* begin *

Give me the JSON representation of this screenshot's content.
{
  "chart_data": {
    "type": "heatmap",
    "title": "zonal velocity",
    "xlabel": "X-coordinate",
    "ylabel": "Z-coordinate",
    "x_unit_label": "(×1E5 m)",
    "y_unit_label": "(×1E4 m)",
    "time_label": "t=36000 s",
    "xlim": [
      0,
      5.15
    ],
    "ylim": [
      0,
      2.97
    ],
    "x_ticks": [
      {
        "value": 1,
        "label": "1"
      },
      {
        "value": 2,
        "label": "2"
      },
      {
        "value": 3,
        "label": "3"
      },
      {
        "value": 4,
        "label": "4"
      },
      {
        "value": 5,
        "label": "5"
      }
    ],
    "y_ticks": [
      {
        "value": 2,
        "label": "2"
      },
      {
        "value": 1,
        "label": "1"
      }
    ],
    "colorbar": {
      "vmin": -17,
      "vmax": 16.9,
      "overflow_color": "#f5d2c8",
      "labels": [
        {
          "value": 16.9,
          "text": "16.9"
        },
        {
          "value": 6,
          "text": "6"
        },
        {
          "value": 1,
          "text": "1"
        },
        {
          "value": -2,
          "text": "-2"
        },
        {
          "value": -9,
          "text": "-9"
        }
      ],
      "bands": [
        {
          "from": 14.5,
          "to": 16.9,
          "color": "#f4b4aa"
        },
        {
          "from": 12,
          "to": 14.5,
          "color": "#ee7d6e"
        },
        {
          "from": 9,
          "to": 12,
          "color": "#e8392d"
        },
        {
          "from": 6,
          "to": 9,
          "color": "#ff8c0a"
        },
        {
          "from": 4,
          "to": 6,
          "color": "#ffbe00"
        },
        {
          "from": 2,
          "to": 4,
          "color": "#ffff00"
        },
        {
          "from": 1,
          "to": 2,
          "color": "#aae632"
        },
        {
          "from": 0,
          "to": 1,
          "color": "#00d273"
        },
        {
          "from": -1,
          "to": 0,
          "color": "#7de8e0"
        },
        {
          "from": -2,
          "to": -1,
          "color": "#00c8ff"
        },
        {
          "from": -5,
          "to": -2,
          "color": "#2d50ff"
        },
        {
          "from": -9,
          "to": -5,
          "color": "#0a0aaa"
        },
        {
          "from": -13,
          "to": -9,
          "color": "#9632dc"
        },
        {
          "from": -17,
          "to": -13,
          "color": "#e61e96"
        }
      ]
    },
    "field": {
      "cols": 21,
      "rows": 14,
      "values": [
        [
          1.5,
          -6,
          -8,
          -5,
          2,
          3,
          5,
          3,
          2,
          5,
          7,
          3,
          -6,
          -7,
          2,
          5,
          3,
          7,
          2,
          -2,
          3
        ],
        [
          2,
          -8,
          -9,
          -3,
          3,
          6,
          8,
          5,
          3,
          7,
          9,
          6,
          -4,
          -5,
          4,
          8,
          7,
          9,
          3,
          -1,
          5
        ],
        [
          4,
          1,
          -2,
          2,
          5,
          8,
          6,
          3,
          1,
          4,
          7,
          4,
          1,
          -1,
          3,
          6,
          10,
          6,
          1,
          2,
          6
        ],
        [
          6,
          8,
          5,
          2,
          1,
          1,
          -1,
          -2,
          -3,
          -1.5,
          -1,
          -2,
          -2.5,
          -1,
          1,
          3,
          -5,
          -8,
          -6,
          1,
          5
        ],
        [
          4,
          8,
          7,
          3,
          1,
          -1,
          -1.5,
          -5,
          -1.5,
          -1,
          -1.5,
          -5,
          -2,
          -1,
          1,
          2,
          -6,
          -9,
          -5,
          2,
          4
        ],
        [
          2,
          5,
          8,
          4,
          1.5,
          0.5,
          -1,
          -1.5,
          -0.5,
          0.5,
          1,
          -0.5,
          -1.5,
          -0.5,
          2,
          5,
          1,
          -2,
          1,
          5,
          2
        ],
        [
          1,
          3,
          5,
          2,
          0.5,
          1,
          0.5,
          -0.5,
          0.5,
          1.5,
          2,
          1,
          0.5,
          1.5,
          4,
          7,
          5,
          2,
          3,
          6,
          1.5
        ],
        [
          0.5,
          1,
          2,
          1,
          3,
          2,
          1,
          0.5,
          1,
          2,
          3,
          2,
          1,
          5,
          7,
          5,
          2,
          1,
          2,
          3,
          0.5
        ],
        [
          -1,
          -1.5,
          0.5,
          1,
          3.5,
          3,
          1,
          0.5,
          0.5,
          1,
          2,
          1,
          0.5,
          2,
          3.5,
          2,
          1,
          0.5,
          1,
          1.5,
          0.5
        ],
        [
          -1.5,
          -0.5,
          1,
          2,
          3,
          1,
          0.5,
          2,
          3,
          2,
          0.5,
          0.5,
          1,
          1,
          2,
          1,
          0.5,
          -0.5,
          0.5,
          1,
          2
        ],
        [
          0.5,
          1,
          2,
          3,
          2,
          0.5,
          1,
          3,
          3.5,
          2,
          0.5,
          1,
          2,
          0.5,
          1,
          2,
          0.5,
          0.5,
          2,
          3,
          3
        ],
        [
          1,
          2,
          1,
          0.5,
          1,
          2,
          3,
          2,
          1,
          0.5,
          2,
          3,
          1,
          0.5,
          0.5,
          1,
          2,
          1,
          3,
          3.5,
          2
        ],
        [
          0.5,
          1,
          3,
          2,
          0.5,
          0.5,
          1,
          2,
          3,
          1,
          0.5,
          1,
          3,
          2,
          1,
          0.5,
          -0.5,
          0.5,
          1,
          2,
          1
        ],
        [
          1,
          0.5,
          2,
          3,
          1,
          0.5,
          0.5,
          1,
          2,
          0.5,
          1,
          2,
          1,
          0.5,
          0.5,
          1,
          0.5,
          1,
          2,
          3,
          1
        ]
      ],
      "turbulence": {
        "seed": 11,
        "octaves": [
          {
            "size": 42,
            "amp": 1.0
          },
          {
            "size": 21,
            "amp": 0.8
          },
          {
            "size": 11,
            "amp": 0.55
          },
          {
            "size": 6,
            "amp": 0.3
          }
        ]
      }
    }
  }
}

* end *

Exactly as shown above, return every record.

» **Answer below**
Give me the JSON representation of this screenshot's content.
{
  "chart_data": {
    "type": "heatmap",
    "title": "zonal velocity",
    "xlabel": "X-coordinate",
    "ylabel": "Z-coordinate",
    "x_unit_label": "(×1E5 m)",
    "y_unit_label": "(×1E4 m)",
    "time_label": "t=36000 s",
    "xlim": [
      0,
      5.15
    ],
    "ylim": [
      0,
      2.97
    ],
    "x_ticks": [
      {
        "value": 1,
        "label": "1"
      },
      {
        "value": 2,
        "label": "2"
      },
      {
        "value": 3,
        "label": "3"
      },
      {
        "value": 4,
        "label": "4"
      },
      {
        "value": 5,
        "label": "5"
      }
    ],
    "y_ticks": [
      {
        "value": 2,
        "label": "2"
      },
      {
        "value": 1,
        "label": "1"
      }
    ],
    "colorbar": {
      "vmin": -17,
      "vmax": 16.9,
      "overflow_color": "#f5d2c8",
      "labels": [
        {
          "value": 16.9,
          "text": "16.9"
        },
        {
          "value": 6,
          "text": "6"
        },
        {
          "value": 1,
          "text": "1"
        },
        {
          "value": -2,
          "text": "-2"
        },
        {
          "value": -9,
          "text": "-9"
        }
      ],
      "bands": [
        {
          "from": 14.5,
          "to": 16.9,
          "color": "#f4b4aa"
        },
        {
          "from": 12,
          "to": 14.5,
          "color": "#ee7d6e"
        },
        {
          "from": 9,
          "to": 12,
          "color": "#e8392d"
        },
        {
          "from": 6,
          "to": 9,
          "color": "#ff8c0a"
        },
        {
          "from": 4,
          "to": 6,
          "color": "#ffbe00"
        },
        {
          "from": 2,
          "to": 4,
          "color": "#ffff00"
        },
        {
          "from": 1,
          "to": 2,
          "color": "#aae632"
        },
        {
          "from": 0,
          "to": 1,
          "color": "#00d273"
        },
        {
          "from": -1,
          "to": 0,
          "color": "#7de8e0"
        },
        {
          "from": -2,
          "to": -1,
          "color": "#00c8ff"
        },
        {
          "from": -5,
          "to": -2,
          "color": "#2d50ff"
        },
        {
          "from": -9,
          "to": -5,
          "color": "#0a0aaa"
        },
        {
          "from": -13,
          "to": -9,
          "color": "#9632dc"
        },
        {
          "from": -17,
          "to": -13,
          "color": "#e61e96"
        }
      ]
    },
    "field": {
      "cols": 21,
      "rows": 14,
      "values": [
        [
          1.5,
          -6,
          -8,
          -5,
          2,
          3,
          5,
          3,
          2,
          5,
          7,
          3,
          -6,
          -7,
          2,
          5,
          3,
          7,
          2,
          -2,
          3
        ],
        [
          2,
          -8,
          -9,
          -3,
          3,
          6,
          8,
          5,
          3,
          7,
          9,
          6,
          -4,
          -5,
          4,
          8,
          7,
          9,
          3,
          -1,
          5
        ],
        [
          4,
          1,
          -2,
          2,
          5,
          8,
          6,
          3,
          1,
          4,
          7,
          4,
          1,
          -1,
          3,
          6,
          10,
          6,
          1,
          2,
          6
        ],
        [
          6,
          8,
          5,
          2,
          1,
          1,
          -1,
          -2,
          -3,
          -1.5,
          -1,
          -2,
          -2.5,
          -1,
          1,
          3,
          -5,
          -8,
          -6,
          1,
          5
        ],
        [
          4,
          8,
          7,
          3,
          1,
          -1,
          -1.5,
          -5,
          -1.5,
          -1,
          -1.5,
          -5,
          -2,
          -1,
          1,
          2,
          -6,
          -9,
          -5,
          2,
          4
        ],
        [
          2,
          5,
          8,
          4,
          1.5,
          0.5,
          -1,
          -1.5,
          -0.5,
          0.5,
          1,
          -0.5,
          -1.5,
          -0.5,
          2,
          5,
          1,
          -2,
          1,
          5,
          2
        ],
        [
          1,
          3,
          5,
          2,
          0.5,
          1,
          0.5,
          -0.5,
          0.5,
          1.5,
          2,
          1,
          0.5,
          1.5,
          4,
          7,
          5,
          2,
          3,
          6,
          1.5
        ],
        [
          0.5,
          1,
          2,
          1,
          3,
          2,
          1,
          0.5,
          1,
          2,
          3,
          2,
          1,
          5,
          7,
          5,
          2,
          1,
          2,
          3,
          0.5
        ],
        [
          -1,
          -1.5,
          0.5,
          1,
          3.5,
          3,
          1,
          0.5,
          0.5,
          1,
          2,
          1,
          0.5,
          2,
          3.5,
          2,
          1,
          0.5,
          1,
          1.5,
          0.5
        ],
        [
          -1.5,
          -0.5,
          1,
          2,
          3,
          1,
          0.5,
          2,
          3,
          2,
          0.5,
          0.5,
          1,
          1,
          2,
          1,
          0.5,
          -0.5,
          0.5,
          1,
          2
        ],
        [
          0.5,
          1,
          2,
          3,
          2,
          0.5,
          1,
          3,
          3.5,
          2,
          0.5,
          1,
          2,
          0.5,
          1,
          2,
          0.5,
          0.5,
          2,
          3,
          3
        ],
        [
          1,
          2,
          1,
          0.5,
          1,
          2,
          3,
          2,
          1,
          0.5,
          2,
          3,
          1,
          0.5,
          0.5,
          1,
          2,
          1,
          3,
          3.5,
          2
        ],
        [
          0.5,
          1,
          3,
          2,
          0.5,
          0.5,
          1,
          2,
          3,
          1,
          0.5,
          1,
          3,
          2,
          1,
          0.5,
          -0.5,
          0.5,
          1,
          2,
          1
        ],
        [
          1,
          0.5,
          2,
          3,
          1,
          0.5,
          0.5,
          1,
          2,
          0.5,
          1,
          2,
          1,
          0.5,
          0.5,
          1,
          0.5,
          1,
          2,
          3,
          1
        ]
      ],
      "turbulence": {
        "seed": 11,
        "octaves": [
          {
            "size": 42,
            "amp": 1.0
          },
          {
            "size": 21,
            "amp": 0.8
          },
          {
            "size": 11,
            "amp": 0.55
          },
          {
            "size": 6,
            "amp": 0.3
          }
        ]
      }
    }
  }
}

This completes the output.